_Dataset excerpts_
......

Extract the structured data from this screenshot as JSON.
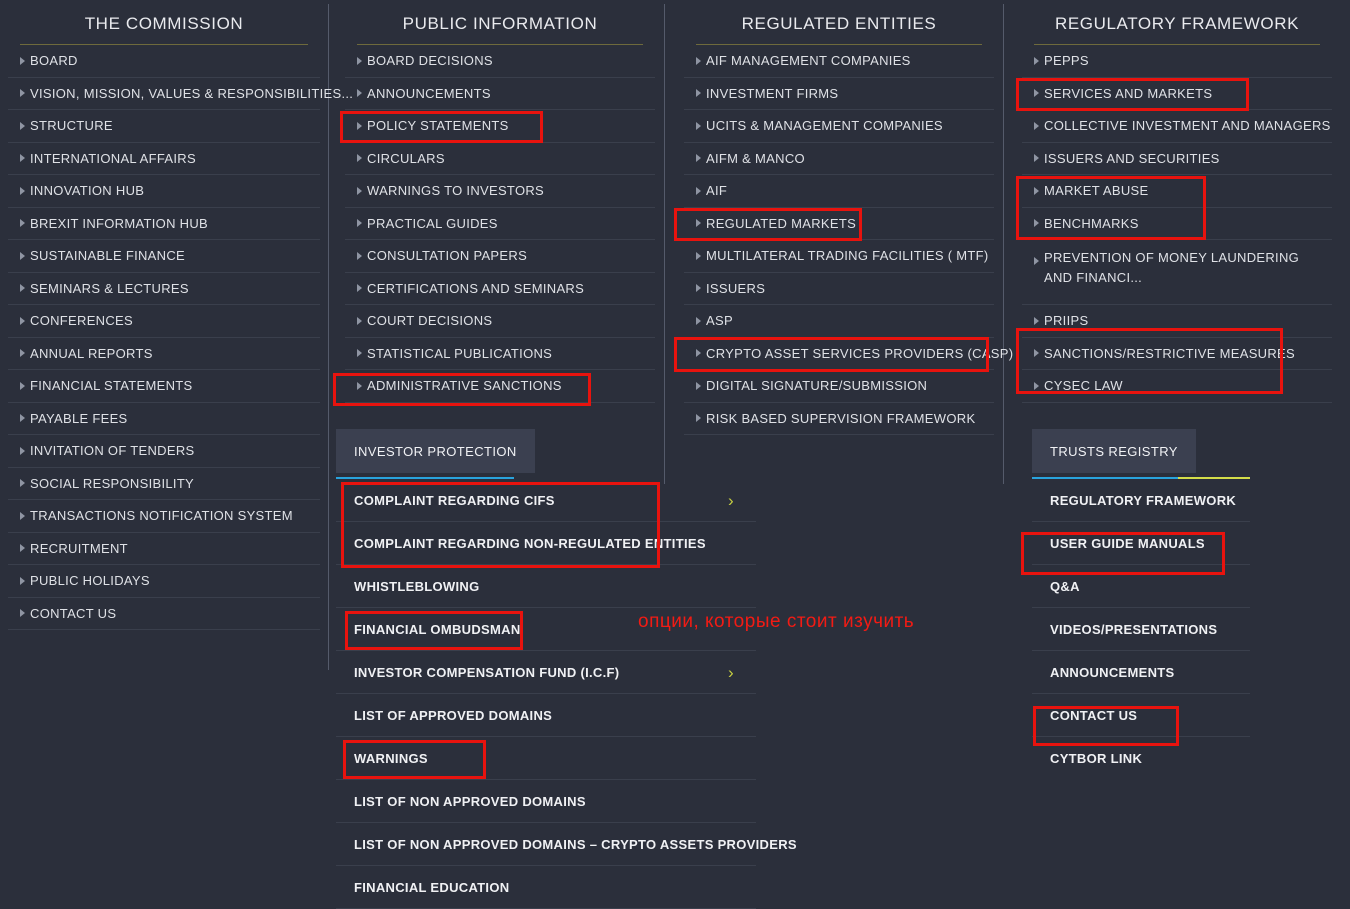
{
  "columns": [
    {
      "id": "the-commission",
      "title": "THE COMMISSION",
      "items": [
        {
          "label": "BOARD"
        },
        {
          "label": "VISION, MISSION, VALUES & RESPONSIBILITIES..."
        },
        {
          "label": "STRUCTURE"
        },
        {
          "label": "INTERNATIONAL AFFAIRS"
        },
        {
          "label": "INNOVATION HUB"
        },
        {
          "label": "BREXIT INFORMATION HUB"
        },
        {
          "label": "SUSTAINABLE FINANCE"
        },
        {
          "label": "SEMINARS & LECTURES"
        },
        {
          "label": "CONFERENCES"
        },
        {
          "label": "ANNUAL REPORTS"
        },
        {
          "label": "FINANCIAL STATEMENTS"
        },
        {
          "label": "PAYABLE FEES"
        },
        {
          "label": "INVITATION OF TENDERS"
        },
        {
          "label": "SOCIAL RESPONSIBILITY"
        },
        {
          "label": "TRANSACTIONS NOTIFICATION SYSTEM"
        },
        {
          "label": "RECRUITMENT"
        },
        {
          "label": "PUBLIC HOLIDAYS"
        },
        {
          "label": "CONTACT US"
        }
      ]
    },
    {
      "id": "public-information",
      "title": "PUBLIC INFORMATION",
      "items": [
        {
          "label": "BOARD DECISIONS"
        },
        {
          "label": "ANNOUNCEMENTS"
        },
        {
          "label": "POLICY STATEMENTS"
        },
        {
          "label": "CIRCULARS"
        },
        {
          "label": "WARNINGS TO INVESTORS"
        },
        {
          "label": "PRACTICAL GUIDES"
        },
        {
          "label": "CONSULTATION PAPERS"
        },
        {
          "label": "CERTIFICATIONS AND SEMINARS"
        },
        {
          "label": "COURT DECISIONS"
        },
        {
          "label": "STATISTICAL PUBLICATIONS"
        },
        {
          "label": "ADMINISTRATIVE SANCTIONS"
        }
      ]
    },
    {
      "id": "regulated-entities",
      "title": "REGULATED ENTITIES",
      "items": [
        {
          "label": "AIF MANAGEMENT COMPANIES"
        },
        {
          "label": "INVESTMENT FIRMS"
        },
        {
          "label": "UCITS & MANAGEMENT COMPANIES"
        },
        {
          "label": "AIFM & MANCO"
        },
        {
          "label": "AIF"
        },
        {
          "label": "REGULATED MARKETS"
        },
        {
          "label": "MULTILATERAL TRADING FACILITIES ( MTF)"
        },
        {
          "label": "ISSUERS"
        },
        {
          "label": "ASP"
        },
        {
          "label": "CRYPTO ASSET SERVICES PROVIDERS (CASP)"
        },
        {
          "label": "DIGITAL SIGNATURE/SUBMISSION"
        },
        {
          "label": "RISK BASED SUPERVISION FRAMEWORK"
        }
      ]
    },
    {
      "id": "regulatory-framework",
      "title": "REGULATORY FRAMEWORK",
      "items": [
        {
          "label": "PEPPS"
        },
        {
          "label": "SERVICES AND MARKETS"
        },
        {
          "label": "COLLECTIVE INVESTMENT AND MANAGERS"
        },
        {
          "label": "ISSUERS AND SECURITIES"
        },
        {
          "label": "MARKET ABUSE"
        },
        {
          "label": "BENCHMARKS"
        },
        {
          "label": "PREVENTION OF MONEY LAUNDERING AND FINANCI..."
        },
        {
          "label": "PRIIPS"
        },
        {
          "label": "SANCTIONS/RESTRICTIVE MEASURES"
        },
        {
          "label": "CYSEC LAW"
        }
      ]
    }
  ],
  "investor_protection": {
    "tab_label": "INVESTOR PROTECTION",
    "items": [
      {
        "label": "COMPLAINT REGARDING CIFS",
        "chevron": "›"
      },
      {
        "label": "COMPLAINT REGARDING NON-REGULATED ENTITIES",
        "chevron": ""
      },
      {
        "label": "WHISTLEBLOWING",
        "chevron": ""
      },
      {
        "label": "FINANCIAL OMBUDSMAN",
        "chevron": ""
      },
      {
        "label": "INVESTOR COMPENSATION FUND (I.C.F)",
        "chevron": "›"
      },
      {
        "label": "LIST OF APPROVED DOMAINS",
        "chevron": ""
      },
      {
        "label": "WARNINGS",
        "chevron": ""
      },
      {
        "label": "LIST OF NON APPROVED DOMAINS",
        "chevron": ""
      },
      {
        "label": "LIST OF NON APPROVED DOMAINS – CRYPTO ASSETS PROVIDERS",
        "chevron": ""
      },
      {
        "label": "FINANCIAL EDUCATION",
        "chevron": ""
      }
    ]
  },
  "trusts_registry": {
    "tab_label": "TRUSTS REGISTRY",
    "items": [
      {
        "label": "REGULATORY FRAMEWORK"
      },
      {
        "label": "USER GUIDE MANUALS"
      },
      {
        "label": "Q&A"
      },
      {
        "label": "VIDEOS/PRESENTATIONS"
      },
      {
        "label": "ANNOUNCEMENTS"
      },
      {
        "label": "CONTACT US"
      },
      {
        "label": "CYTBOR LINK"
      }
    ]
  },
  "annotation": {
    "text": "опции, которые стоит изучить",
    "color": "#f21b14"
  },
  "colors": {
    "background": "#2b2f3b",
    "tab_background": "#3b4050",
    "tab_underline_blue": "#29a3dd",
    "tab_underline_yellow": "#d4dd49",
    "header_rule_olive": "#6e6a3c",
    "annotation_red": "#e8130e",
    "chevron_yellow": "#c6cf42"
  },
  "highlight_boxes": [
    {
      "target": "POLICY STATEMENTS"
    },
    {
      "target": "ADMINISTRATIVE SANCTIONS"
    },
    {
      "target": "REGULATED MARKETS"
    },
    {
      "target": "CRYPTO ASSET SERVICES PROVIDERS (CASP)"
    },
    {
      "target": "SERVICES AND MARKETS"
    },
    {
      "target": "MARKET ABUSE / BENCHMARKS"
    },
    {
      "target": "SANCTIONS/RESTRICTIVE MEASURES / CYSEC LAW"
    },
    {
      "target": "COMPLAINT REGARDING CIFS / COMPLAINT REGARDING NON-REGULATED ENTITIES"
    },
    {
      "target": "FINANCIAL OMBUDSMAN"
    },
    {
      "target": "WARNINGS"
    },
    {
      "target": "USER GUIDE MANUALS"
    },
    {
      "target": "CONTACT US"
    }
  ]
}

......

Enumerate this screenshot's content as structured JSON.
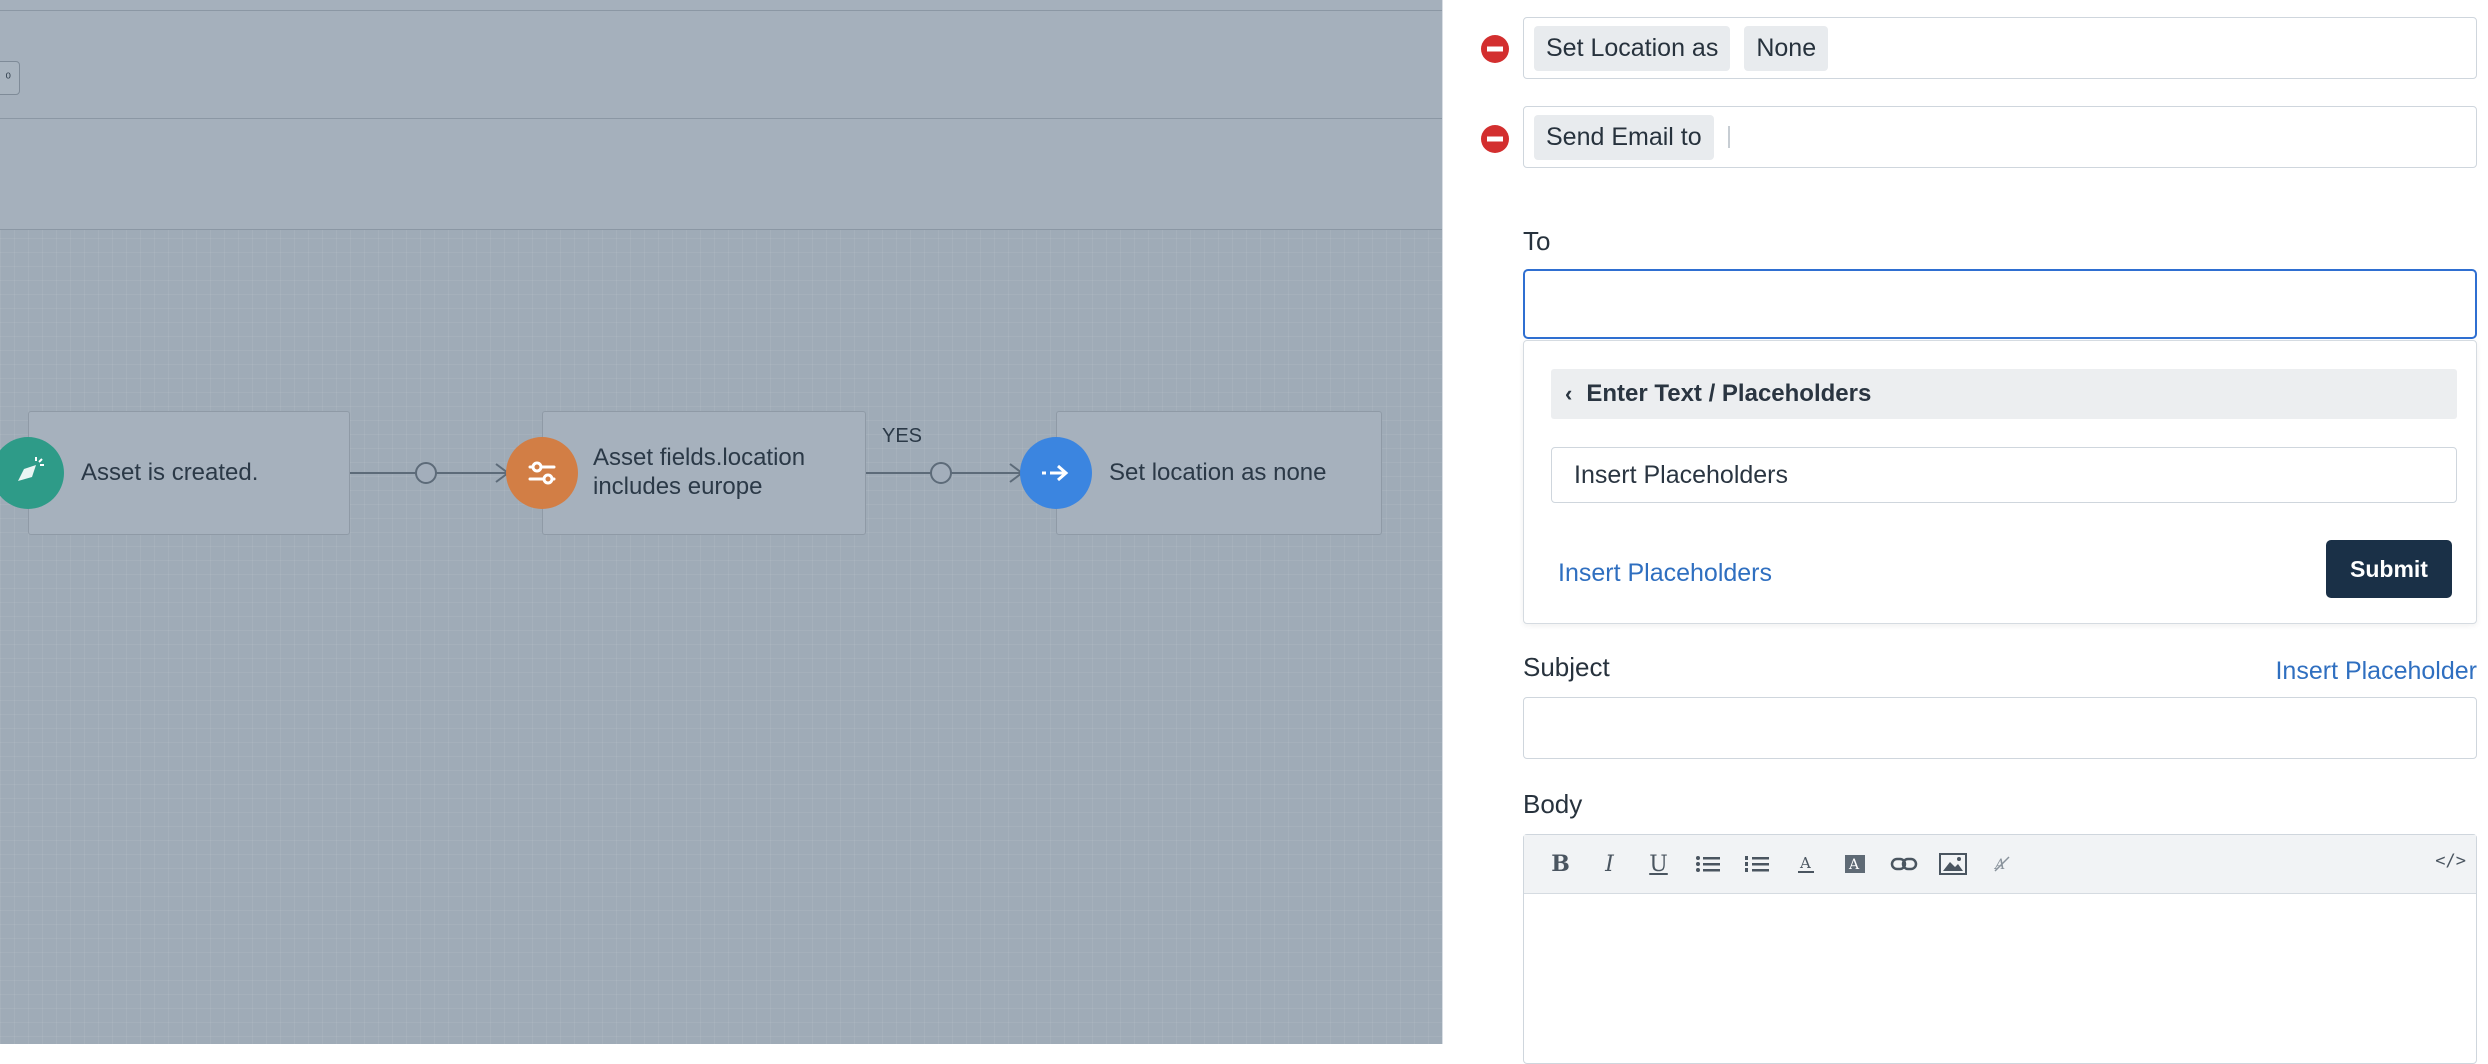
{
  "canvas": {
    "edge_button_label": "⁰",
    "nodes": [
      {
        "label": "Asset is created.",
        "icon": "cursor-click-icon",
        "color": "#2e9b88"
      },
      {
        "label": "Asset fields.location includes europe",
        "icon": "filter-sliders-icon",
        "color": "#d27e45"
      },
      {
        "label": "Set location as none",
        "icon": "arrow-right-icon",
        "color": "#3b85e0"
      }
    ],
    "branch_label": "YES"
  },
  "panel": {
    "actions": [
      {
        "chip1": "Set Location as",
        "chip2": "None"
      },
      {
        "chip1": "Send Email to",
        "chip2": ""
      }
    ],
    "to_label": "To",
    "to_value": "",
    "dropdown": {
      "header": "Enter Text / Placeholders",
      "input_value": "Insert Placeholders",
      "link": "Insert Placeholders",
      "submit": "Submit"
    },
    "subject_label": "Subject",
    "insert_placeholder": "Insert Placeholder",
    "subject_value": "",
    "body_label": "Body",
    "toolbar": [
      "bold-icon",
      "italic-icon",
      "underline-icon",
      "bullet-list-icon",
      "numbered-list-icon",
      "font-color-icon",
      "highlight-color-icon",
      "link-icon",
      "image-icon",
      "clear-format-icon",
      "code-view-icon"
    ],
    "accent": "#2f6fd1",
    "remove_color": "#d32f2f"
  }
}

......

_AIM_
State how many lines of the material contain the string "SERVICES", with no other words.

_THE COMPLETED TASK_
4